▶ [Task material]

============================================================

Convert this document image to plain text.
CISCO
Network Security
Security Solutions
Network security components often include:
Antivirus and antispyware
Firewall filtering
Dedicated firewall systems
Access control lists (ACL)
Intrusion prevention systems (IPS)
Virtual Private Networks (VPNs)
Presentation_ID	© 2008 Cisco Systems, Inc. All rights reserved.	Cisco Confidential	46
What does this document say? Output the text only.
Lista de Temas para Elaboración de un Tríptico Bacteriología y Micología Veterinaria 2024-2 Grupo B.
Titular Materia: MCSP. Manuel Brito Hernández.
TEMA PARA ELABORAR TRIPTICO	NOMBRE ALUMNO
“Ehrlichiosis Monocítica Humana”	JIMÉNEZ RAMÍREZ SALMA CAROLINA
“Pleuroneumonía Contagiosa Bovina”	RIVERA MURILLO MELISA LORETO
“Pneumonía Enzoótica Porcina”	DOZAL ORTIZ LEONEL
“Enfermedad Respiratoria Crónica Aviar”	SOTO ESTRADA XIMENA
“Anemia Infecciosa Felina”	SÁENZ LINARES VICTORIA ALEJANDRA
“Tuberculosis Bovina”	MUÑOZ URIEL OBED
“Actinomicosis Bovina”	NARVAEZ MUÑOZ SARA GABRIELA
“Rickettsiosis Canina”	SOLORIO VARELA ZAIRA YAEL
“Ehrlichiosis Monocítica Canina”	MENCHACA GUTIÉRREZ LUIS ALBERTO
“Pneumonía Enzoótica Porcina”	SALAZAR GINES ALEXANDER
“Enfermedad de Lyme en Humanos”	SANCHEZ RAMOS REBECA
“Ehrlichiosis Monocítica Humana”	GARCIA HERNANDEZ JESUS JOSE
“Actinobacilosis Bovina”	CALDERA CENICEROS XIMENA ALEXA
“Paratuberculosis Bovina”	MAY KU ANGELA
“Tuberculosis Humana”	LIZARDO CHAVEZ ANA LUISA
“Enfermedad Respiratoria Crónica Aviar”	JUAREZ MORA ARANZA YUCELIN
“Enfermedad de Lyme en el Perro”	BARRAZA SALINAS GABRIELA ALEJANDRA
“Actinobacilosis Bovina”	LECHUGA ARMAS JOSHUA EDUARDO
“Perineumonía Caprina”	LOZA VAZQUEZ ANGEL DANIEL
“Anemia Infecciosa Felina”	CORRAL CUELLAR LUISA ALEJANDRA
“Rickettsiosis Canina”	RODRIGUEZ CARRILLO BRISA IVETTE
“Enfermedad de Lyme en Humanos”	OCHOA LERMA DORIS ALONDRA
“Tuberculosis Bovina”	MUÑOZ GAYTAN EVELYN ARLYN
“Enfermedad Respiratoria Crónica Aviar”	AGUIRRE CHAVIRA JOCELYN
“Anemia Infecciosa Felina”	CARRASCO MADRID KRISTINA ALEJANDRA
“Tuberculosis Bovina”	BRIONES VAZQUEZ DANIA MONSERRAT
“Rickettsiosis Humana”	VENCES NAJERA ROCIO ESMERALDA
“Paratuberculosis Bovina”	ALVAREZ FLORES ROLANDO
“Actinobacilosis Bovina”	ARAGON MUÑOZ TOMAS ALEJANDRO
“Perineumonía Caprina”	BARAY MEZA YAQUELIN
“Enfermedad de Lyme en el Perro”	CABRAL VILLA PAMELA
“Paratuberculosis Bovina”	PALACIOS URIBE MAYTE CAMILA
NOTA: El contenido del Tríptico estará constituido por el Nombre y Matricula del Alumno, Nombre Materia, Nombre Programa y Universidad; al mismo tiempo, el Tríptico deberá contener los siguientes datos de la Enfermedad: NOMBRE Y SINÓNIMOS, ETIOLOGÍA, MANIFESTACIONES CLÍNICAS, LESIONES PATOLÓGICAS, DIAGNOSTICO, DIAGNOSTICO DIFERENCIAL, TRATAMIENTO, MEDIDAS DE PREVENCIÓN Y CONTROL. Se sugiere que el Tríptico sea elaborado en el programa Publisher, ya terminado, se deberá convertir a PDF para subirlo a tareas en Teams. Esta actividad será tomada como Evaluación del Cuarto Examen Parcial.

============================================================

▶ [Task to complete]
How many lines in the entries above include the string "Lyme"? Please answer with that number and nothing more.

▶ [Result for this exercise]
4